• TASK TO CARRY OUT
Lines containing the string "osoby" are to be counted; report only how many there are.

• DATASET EXCERPTS
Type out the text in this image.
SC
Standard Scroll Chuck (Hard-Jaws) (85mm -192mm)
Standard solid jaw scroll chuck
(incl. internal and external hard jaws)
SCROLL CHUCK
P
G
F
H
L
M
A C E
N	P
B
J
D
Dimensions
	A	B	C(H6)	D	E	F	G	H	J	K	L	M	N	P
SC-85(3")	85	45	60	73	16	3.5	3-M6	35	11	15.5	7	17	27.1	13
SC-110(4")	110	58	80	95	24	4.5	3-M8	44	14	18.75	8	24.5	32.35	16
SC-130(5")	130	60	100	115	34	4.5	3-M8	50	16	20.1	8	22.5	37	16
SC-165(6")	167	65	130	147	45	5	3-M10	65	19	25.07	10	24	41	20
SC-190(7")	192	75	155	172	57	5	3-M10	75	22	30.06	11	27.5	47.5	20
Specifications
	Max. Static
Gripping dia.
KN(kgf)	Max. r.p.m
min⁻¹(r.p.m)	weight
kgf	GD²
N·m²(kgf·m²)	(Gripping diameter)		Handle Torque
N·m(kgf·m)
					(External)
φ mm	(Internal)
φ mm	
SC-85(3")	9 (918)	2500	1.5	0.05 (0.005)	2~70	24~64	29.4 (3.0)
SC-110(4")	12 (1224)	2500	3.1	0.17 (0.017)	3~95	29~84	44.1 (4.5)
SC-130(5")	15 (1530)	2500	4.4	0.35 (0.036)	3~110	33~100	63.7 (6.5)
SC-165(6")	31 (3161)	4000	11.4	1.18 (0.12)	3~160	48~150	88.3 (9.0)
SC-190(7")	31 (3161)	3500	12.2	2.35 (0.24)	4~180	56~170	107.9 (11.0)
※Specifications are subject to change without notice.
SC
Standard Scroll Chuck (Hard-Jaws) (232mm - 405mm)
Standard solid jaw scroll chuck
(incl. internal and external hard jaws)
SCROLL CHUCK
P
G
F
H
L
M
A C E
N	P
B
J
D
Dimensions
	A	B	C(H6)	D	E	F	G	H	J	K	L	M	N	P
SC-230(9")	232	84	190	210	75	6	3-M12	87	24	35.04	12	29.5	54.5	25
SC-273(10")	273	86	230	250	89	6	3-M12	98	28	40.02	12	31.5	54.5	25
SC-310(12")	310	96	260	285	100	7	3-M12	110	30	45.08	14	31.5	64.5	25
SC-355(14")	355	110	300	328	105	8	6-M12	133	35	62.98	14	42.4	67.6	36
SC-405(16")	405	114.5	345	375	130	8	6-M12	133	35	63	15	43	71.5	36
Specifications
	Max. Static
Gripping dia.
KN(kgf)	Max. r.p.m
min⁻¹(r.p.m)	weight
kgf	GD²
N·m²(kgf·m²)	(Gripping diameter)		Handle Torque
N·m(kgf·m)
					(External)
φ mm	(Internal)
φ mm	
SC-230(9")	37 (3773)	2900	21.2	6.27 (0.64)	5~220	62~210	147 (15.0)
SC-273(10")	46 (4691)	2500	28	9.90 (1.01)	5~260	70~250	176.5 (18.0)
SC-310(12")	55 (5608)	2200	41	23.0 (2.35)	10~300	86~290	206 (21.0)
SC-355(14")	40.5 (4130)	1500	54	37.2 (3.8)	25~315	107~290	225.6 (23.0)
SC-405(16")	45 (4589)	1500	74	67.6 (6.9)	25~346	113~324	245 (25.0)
---
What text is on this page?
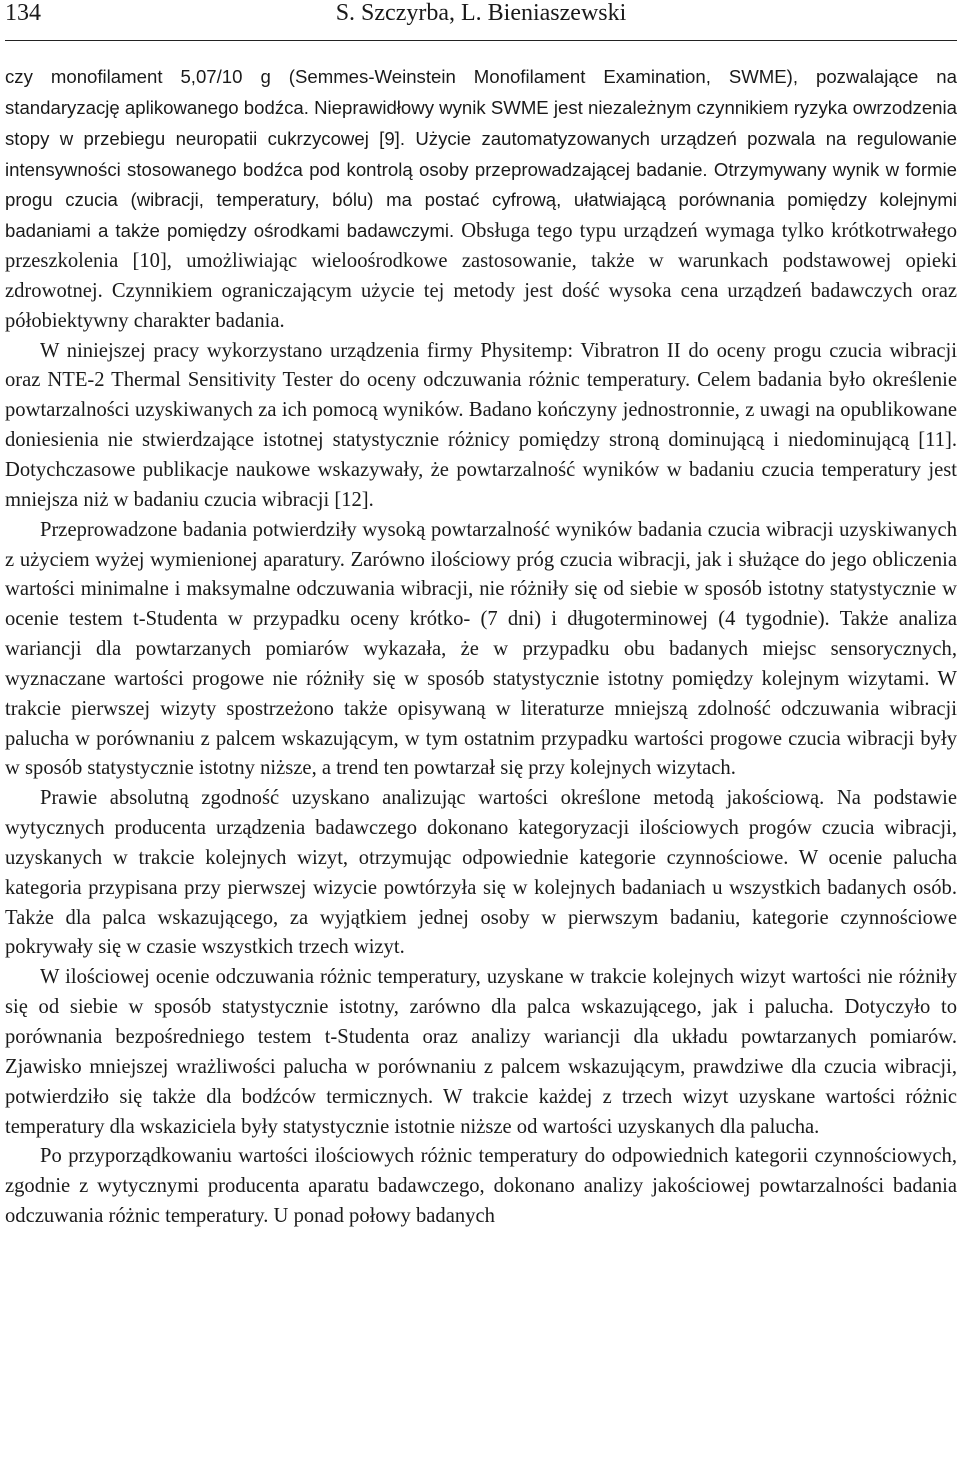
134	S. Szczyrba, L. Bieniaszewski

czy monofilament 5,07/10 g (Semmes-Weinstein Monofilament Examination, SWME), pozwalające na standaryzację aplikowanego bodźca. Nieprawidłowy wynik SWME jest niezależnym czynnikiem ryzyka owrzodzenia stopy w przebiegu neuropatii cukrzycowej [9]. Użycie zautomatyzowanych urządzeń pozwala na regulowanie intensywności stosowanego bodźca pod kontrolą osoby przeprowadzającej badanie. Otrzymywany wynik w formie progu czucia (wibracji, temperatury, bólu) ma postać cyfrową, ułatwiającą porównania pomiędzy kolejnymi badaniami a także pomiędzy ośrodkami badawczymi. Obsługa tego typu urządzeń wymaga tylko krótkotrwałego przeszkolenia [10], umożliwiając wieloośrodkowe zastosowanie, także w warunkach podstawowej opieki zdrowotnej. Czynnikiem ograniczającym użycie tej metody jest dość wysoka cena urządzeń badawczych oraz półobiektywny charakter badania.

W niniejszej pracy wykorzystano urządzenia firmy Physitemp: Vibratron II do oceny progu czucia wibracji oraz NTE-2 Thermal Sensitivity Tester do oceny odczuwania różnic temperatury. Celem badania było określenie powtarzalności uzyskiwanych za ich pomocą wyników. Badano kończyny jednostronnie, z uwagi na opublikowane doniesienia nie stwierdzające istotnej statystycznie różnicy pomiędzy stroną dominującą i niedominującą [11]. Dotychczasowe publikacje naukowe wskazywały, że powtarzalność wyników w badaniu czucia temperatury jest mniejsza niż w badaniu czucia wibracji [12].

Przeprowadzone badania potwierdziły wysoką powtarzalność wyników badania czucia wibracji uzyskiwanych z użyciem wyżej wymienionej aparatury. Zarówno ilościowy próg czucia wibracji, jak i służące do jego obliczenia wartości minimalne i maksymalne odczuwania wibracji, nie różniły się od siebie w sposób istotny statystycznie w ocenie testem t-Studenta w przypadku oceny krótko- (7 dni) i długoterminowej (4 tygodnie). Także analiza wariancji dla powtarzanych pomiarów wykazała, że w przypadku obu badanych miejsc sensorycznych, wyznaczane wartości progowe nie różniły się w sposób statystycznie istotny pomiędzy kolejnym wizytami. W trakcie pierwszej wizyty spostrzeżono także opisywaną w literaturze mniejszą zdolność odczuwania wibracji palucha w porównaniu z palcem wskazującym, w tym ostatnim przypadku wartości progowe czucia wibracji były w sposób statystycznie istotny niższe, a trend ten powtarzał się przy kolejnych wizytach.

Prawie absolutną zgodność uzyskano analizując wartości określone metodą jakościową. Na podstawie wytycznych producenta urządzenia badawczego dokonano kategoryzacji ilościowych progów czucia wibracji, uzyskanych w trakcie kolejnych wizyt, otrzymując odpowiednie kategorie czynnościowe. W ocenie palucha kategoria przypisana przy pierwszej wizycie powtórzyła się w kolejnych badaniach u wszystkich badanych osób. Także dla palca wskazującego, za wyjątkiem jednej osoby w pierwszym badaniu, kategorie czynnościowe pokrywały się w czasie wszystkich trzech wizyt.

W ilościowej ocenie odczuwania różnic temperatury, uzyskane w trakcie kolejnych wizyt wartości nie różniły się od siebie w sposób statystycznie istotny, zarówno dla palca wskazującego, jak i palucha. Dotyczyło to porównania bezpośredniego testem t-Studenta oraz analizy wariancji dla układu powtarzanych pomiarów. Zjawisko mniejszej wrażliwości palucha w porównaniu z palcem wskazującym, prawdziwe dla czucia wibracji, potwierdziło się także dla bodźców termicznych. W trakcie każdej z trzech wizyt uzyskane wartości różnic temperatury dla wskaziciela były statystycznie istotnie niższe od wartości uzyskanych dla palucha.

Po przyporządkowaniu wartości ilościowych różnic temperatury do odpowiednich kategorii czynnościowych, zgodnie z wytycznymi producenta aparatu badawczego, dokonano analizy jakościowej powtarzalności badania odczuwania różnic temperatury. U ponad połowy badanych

• ANSWER TO THIS TASK
2